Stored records
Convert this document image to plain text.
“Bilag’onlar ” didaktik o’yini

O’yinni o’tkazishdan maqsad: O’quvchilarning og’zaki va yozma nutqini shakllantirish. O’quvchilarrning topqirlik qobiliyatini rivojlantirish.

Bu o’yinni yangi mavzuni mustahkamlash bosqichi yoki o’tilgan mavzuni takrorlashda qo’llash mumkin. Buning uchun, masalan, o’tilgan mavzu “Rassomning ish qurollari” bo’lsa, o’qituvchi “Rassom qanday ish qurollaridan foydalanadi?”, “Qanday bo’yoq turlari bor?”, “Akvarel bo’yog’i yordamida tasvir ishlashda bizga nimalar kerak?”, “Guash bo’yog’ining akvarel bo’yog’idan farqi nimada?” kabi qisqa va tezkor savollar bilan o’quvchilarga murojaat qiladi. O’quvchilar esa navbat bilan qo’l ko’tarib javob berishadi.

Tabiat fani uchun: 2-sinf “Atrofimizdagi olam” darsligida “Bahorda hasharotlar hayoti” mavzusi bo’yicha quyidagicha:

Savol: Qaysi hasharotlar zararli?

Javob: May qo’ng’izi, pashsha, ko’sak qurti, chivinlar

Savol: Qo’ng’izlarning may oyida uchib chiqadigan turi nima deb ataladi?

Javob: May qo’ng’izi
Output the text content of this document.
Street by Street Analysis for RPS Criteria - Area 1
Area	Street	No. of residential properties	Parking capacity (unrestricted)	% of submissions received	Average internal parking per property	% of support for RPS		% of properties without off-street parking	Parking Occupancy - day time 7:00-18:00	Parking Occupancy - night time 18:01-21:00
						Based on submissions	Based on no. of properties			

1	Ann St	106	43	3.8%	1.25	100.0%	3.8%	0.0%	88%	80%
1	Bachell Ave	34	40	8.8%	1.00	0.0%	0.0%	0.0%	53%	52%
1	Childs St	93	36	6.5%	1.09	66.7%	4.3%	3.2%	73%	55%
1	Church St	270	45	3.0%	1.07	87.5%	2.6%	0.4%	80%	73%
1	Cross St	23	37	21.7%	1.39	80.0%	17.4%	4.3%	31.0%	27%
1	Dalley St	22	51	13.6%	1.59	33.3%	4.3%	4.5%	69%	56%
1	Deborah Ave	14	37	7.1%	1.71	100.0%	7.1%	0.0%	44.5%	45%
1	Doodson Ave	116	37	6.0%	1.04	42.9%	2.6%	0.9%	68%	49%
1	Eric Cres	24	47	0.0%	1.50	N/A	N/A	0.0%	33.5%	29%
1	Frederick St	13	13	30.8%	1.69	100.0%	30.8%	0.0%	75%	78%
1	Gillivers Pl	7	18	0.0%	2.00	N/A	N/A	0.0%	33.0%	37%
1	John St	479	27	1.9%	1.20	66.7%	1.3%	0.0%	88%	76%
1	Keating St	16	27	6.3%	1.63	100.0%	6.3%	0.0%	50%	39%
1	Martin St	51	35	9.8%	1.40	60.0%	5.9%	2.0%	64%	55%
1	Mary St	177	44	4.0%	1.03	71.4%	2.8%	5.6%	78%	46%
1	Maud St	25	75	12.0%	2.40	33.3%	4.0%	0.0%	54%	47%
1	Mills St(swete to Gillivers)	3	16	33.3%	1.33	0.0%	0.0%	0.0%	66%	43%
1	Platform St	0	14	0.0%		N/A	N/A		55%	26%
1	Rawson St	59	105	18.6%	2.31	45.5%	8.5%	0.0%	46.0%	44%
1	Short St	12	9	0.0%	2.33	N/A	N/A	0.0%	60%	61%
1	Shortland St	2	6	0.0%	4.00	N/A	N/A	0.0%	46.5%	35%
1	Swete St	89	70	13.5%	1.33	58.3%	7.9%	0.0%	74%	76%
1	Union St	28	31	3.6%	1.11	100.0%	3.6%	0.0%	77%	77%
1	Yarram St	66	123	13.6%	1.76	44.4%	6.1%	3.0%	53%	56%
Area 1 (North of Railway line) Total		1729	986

> _Goal_
Copy out the material above in its entirety. Every detail must match.

> _Task response_
Convert this document image to plain text.
“Bilag’onlar ” didaktik o’yini

O’yinni o’tkazishdan maqsad: O’quvchilarning og’zaki va yozma nutqini shakllantirish. O’quvchilarrning topqirlik qobiliyatini rivojlantirish.

Bu o’yinni yangi mavzuni mustahkamlash bosqichi yoki o’tilgan mavzuni takrorlashda qo’llash mumkin. Buning uchun, masalan, o’tilgan mavzu “Rassomning ish qurollari” bo’lsa, o’qituvchi “Rassom qanday ish qurollaridan foydalanadi?”, “Qanday bo’yoq turlari bor?”, “Akvarel bo’yog’i yordamida tasvir ishlashda bizga nimalar kerak?”, “Guash bo’yog’ining akvarel bo’yog’idan farqi nimada?” kabi qisqa va tezkor savollar bilan o’quvchilarga murojaat qiladi. O’quvchilar esa navbat bilan qo’l ko’tarib javob berishadi.

Tabiat fani uchun: 2-sinf “Atrofimizdagi olam” darsligida “Bahorda hasharotlar hayoti” mavzusi bo’yicha quyidagicha:

Savol: Qaysi hasharotlar zararli?

Javob: May qo’ng’izi, pashsha, ko’sak qurti, chivinlar

Savol: Qo’ng’izlarning may oyida uchib chiqadigan turi nima deb ataladi?

Javob: May qo’ng’izi
Output the text content of this document.
Street by Street Analysis for RPS Criteria - Area 1
Area	Street	No. of residential properties	Parking capacity (unrestricted)	% of submissions received	Average internal parking per property	% of support for RPS		% of properties without off-street parking	Parking Occupancy - day time 7:00-18:00	Parking Occupancy - night time 18:01-21:00
						Based on submissions	Based on no. of properties			

1	Ann St	106	43	3.8%	1.25	100.0%	3.8%	0.0%	88%	80%
1	Bachell Ave	34	40	8.8%	1.00	0.0%	0.0%	0.0%	53%	52%
1	Childs St	93	36	6.5%	1.09	66.7%	4.3%	3.2%	73%	55%
1	Church St	270	45	3.0%	1.07	87.5%	2.6%	0.4%	80%	73%
1	Cross St	23	37	21.7%	1.39	80.0%	17.4%	4.3%	31.0%	27%
1	Dalley St	22	51	13.6%	1.59	33.3%	4.3%	4.5%	69%	56%
1	Deborah Ave	14	37	7.1%	1.71	100.0%	7.1%	0.0%	44.5%	45%
1	Doodson Ave	116	37	6.0%	1.04	42.9%	2.6%	0.9%	68%	49%
1	Eric Cres	24	47	0.0%	1.50	N/A	N/A	0.0%	33.5%	29%
1	Frederick St	13	13	30.8%	1.69	100.0%	30.8%	0.0%	75%	78%
1	Gillivers Pl	7	18	0.0%	2.00	N/A	N/A	0.0%	33.0%	37%
1	John St	479	27	1.9%	1.20	66.7%	1.3%	0.0%	88%	76%
1	Keating St	16	27	6.3%	1.63	100.0%	6.3%	0.0%	50%	39%
1	Martin St	51	35	9.8%	1.40	60.0%	5.9%	2.0%	64%	55%
1	Mary St	177	44	4.0%	1.03	71.4%	2.8%	5.6%	78%	46%
1	Maud St	25	75	12.0%	2.40	33.3%	4.0%	0.0%	54%	47%
1	Mills St(swete to Gillivers)	3	16	33.3%	1.33	0.0%	0.0%	0.0%	66%	43%
1	Platform St	0	14	0.0%		N/A	N/A		55%	26%
1	Rawson St	59	105	18.6%	2.31	45.5%	8.5%	0.0%	46.0%	44%
1	Short St	12	9	0.0%	2.33	N/A	N/A	0.0%	60%	61%
1	Shortland St	2	6	0.0%	4.00	N/A	N/A	0.0%	46.5%	35%
1	Swete St	89	70	13.5%	1.33	58.3%	7.9%	0.0%	74%	76%
1	Union St	28	31	3.6%	1.11	100.0%	3.6%	0.0%	77%	77%
1	Yarram St	66	123	13.6%	1.76	44.4%	6.1%	3.0%	53%	56%
Area 1 (North of Railway line) Total		1729	986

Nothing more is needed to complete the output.